— start GIVEN DATA —

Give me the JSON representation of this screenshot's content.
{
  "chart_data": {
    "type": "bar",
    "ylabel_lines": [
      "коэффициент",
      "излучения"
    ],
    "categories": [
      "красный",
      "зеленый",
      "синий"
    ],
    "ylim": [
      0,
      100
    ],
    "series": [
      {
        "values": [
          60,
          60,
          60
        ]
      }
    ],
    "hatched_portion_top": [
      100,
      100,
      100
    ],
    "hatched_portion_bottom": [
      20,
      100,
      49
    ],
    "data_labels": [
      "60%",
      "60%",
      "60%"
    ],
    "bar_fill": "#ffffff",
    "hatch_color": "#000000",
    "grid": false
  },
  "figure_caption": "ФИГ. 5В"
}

— end GIVEN DATA —

▶ EXERCISE DESCRIPTION:
Write out each line of the data above again, exactly as given.

▶ PROBLEM SOLUTION:
Give me the JSON representation of this screenshot's content.
{
  "chart_data": {
    "type": "bar",
    "ylabel_lines": [
      "коэффициент",
      "излучения"
    ],
    "categories": [
      "красный",
      "зеленый",
      "синий"
    ],
    "ylim": [
      0,
      100
    ],
    "series": [
      {
        "values": [
          60,
          60,
          60
        ]
      }
    ],
    "hatched_portion_top": [
      100,
      100,
      100
    ],
    "hatched_portion_bottom": [
      20,
      100,
      49
    ],
    "data_labels": [
      "60%",
      "60%",
      "60%"
    ],
    "bar_fill": "#ffffff",
    "hatch_color": "#000000",
    "grid": false
  },
  "figure_caption": "ФИГ. 5В"
}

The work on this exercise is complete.